*To be done*
Please transcribe the data below exactly. Leave the pictures out.
=== Data rows ===
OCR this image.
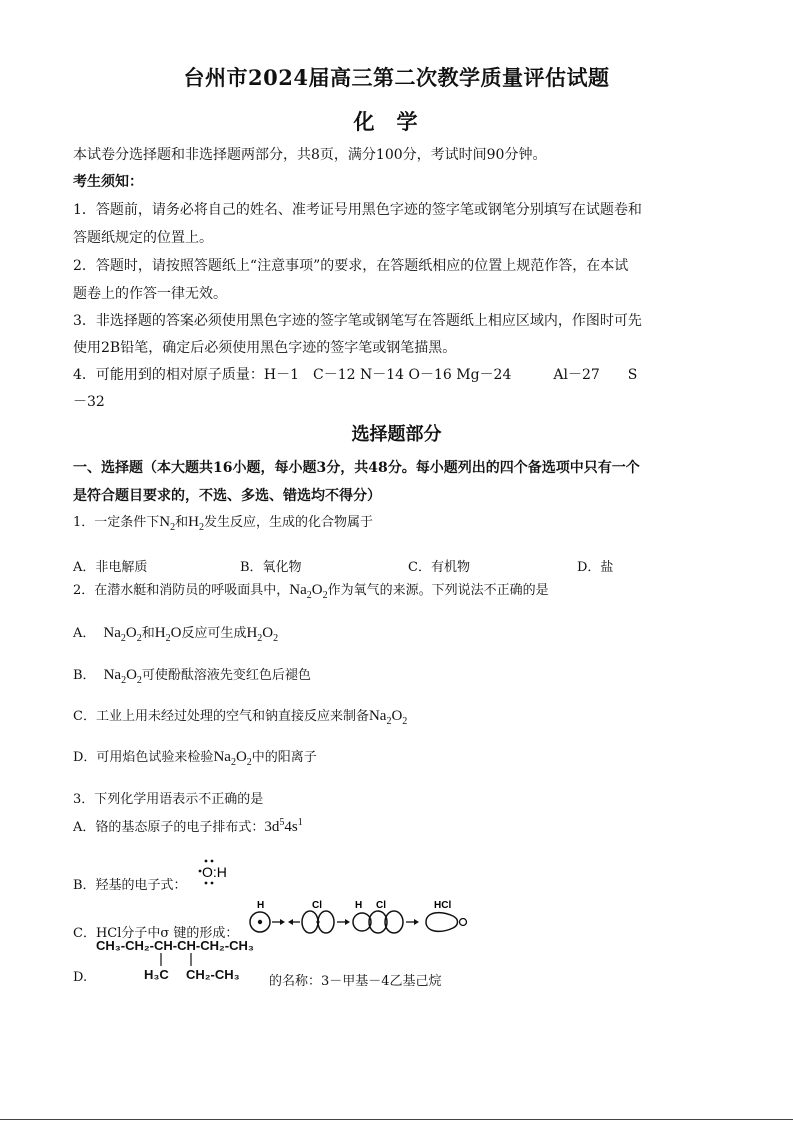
台州市2024届高三第二次教学质量评估试题
化学
本试卷分选择题和非选择题两部分，共8页，满分100分，考试时间90分钟。
考生须知：
1．答题前，请务必将自己的姓名、准考证号用黑色字迹的签字笔或钢笔分别填写在试题卷和
答题纸规定的位置上。
2．答题时，请按照答题纸上“注意事项”的要求，在答题纸相应的位置上规范作答，在本试
题卷上的作答一律无效。
3．非选择题的答案必须使用黑色字迹的签字笔或钢笔写在答题纸上相应区域内，作图时可先
使用2B铅笔，确定后必须使用黑色字迹的签字笔或钢笔描黑。
4．可能用到的相对原子质量：H－1　C－12 N－14 O－16 Mg－24　　　Al－27　　S
－32
选择题部分
一、选择题（本大题共16小题，每小题3分，共48分。每小题列出的四个备选项中只有一个
是符合题目要求的，不选、多选、错选均不得分）
1．一定条件下$N_2$和$H_2$发生反应，生成的化合物属于
A．非电解质	B．氧化物	C．有机物	D．盐
2．在潜水艇和消防员的呼吸面具中，$Na_2O_2$作为氧气的来源。下列说法不正确的是
A． $Na_2O_2$和$H_2O$反应可生成$H_2O_2$
B． $Na_2O_2$可使酚酞溶液先变红色后褪色
C．工业上用未经过处理的空气和钠直接反应来制备$Na_2O_2$
D．可用焰色试验来检验$Na_2O_2$中的阳离子
3．下列化学用语表示不正确的是
A．铬的基态原子的电子排布式：$3d^54s^1$
B．羟基的电子式：
O:H
C．HCl分子中σ 键的形成：
H	Cl	H Cl	HCl
D.
CH₃-CH₂-CH-CH-CH₂-CH₃
H₃C CH₂-CH₃ 的名称：3－甲基－4乙基己烷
===
*Full answer*
OCR this image.
台州市2024届高三第二次教学质量评估试题
化学
本试卷分选择题和非选择题两部分，共8页，满分100分，考试时间90分钟。
考生须知：
1．答题前，请务必将自己的姓名、准考证号用黑色字迹的签字笔或钢笔分别填写在试题卷和
答题纸规定的位置上。
2．答题时，请按照答题纸上“注意事项”的要求，在答题纸相应的位置上规范作答，在本试
题卷上的作答一律无效。
3．非选择题的答案必须使用黑色字迹的签字笔或钢笔写在答题纸上相应区域内，作图时可先
使用2B铅笔，确定后必须使用黑色字迹的签字笔或钢笔描黑。
4．可能用到的相对原子质量：H－1　C－12 N－14 O－16 Mg－24　　　Al－27　　S
－32
选择题部分
一、选择题（本大题共16小题，每小题3分，共48分。每小题列出的四个备选项中只有一个
是符合题目要求的，不选、多选、错选均不得分）
1．一定条件下$N_2$和$H_2$发生反应，生成的化合物属于
A．非电解质	B．氧化物	C．有机物	D．盐
2．在潜水艇和消防员的呼吸面具中，$Na_2O_2$作为氧气的来源。下列说法不正确的是
A． $Na_2O_2$和$H_2O$反应可生成$H_2O_2$
B． $Na_2O_2$可使酚酞溶液先变红色后褪色
C．工业上用未经过处理的空气和钠直接反应来制备$Na_2O_2$
D．可用焰色试验来检验$Na_2O_2$中的阳离子
3．下列化学用语表示不正确的是
A．铬的基态原子的电子排布式：$3d^54s^1$
B．羟基的电子式：
O:H
C．HCl分子中σ 键的形成：
H	Cl	H Cl	HCl
D.
CH₃-CH₂-CH-CH-CH₂-CH₃
H₃C CH₂-CH₃ 的名称：3－甲基－4乙基己烷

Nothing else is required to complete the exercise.